--- BEGIN Dataset records ---

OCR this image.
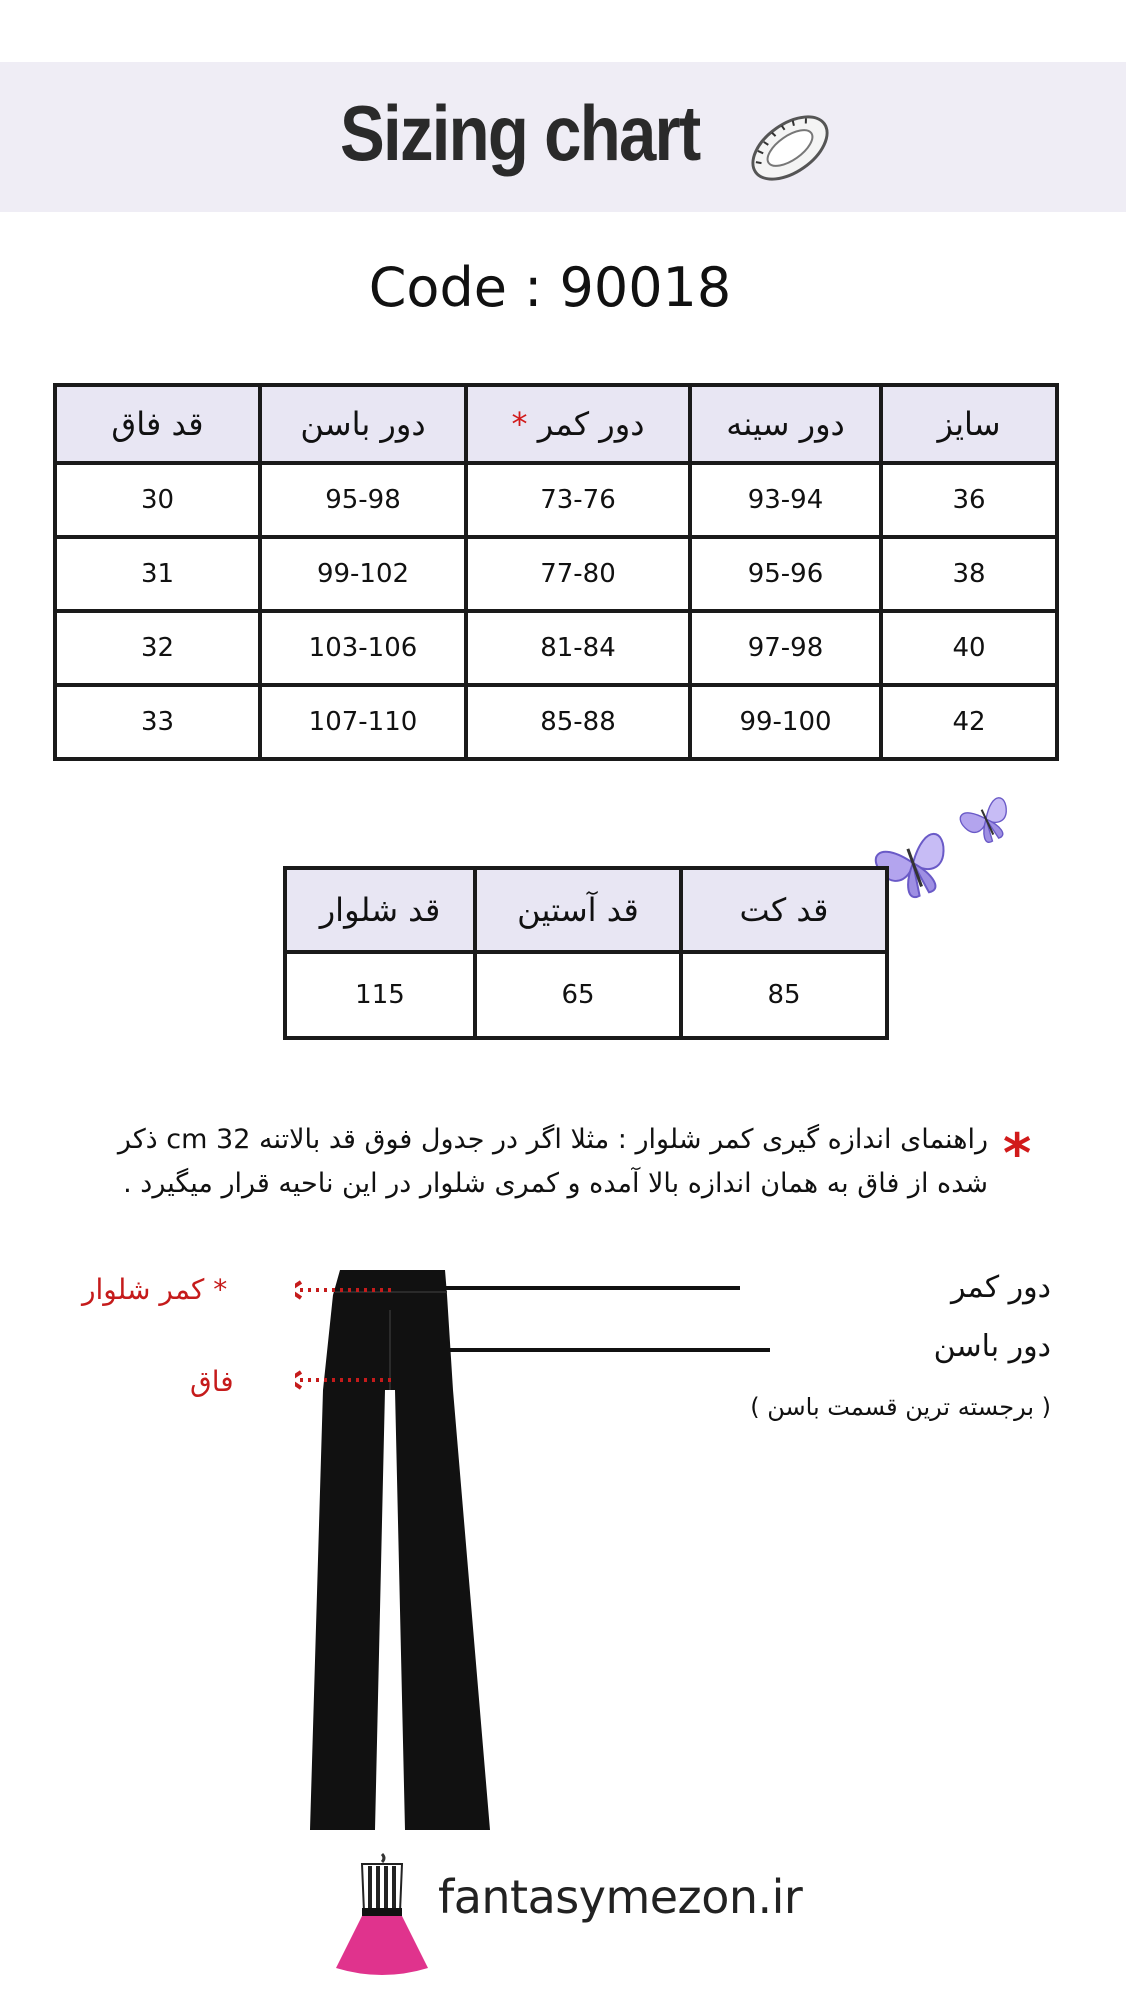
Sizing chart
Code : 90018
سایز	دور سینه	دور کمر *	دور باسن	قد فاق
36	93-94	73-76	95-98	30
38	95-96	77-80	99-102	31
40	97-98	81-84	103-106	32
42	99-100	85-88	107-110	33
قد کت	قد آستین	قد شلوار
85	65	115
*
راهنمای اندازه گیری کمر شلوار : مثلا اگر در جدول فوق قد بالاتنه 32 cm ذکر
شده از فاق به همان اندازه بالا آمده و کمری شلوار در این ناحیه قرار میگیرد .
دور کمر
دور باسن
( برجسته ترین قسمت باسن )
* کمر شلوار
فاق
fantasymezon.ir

--- END Dataset records ---
--- BEGIN Dataset records ---

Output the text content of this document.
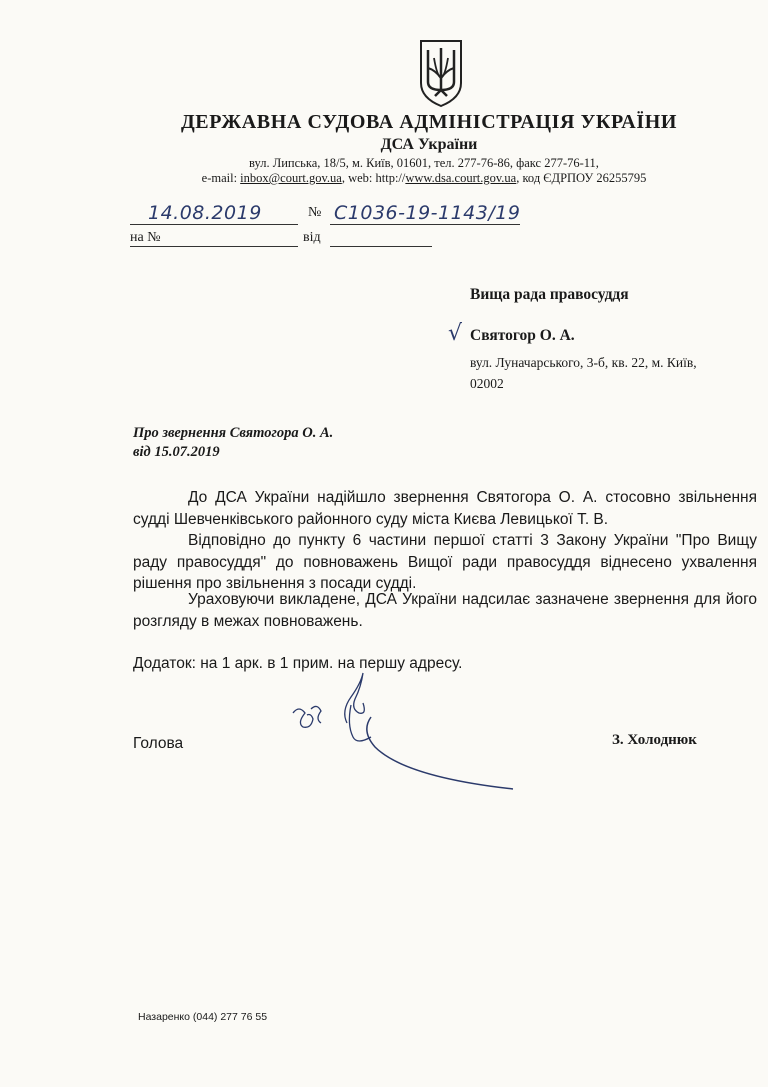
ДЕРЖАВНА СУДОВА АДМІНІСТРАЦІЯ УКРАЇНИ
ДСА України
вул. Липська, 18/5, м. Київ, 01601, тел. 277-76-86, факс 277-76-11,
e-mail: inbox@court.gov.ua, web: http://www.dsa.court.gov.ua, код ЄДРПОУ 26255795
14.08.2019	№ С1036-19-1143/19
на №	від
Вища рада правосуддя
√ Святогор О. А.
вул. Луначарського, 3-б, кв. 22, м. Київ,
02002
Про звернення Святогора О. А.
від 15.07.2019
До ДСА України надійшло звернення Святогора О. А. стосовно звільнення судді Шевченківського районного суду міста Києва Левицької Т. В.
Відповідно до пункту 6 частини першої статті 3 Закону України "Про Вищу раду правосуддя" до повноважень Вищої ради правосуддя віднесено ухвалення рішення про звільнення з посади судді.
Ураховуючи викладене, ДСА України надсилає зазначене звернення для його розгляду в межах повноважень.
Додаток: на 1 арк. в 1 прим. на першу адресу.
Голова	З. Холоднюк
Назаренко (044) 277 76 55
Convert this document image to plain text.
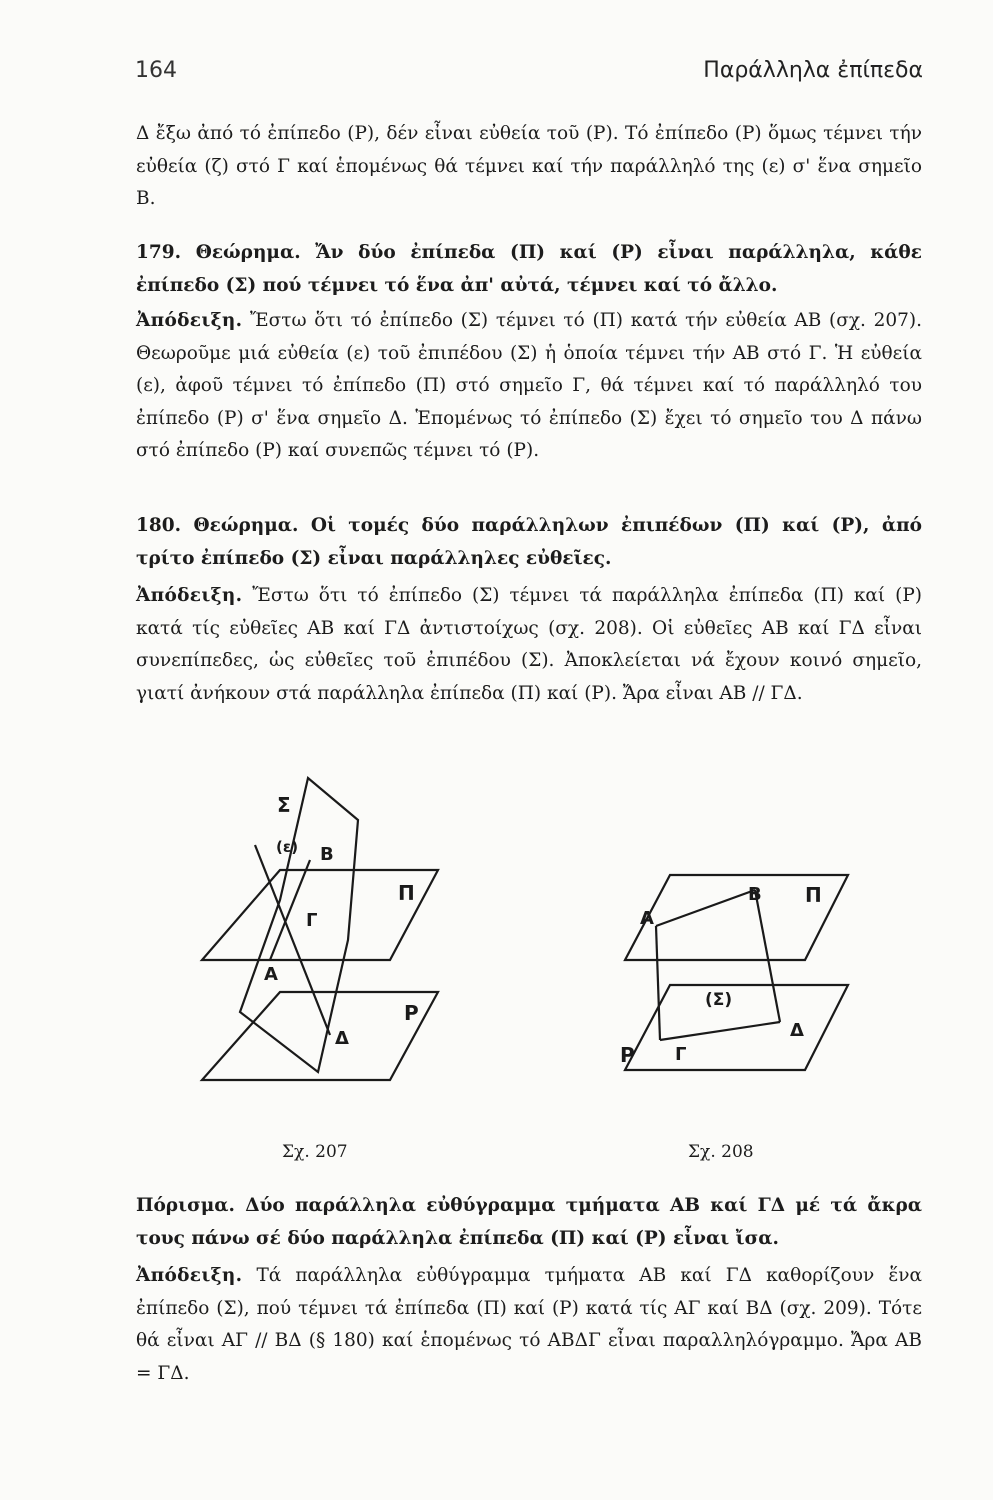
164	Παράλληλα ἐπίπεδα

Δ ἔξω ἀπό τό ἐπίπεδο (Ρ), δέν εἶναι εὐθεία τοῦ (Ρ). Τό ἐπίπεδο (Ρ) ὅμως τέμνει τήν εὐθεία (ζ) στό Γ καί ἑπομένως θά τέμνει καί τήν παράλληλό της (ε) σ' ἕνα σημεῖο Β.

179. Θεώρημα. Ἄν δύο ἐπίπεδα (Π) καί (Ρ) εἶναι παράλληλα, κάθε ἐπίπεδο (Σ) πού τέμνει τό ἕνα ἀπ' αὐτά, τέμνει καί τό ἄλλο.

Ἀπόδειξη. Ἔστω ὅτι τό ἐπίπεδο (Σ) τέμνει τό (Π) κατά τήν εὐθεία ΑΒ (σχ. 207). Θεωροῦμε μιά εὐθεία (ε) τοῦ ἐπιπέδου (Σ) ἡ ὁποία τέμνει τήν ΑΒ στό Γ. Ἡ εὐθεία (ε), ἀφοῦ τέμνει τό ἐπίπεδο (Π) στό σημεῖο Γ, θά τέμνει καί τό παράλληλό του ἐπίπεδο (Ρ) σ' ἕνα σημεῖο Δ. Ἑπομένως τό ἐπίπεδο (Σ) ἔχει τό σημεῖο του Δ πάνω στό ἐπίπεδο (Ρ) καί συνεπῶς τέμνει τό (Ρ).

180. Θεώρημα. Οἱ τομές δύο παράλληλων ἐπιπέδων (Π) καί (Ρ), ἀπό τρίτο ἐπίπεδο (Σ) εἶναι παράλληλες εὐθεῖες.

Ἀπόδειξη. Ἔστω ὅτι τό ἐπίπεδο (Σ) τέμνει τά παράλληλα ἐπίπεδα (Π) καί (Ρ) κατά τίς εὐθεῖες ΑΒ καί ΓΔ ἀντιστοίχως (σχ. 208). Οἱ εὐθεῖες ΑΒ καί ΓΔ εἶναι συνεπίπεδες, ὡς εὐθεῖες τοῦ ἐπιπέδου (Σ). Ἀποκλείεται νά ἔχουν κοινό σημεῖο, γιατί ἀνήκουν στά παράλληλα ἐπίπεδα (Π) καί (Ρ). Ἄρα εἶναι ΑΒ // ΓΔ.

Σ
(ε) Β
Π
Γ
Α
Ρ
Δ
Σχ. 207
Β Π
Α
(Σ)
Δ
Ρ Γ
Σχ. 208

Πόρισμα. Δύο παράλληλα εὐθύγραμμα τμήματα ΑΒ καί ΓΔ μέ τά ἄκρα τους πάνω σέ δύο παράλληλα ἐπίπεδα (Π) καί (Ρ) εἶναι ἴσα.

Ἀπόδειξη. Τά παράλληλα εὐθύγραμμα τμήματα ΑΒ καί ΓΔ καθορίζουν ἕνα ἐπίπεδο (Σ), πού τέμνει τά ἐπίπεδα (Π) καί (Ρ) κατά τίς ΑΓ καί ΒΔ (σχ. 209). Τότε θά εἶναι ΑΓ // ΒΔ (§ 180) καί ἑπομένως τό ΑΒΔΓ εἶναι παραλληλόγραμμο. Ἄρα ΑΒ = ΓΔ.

--- END Dataset records ---

Instructions to follow:
Sift the material for lines with the string "звільнення". Copy each one found.

Response to the exercise:
До ДСА України надійшло звернення Святогора О. А. стосовно звільнення судді Шевченківського районного суду міста Києва Левицької Т. В.
Відповідно до пункту 6 частини першої статті 3 Закону України "Про Вищу раду правосуддя" до повноважень Вищої ради правосуддя віднесено ухвалення рішення про звільнення з посади судді.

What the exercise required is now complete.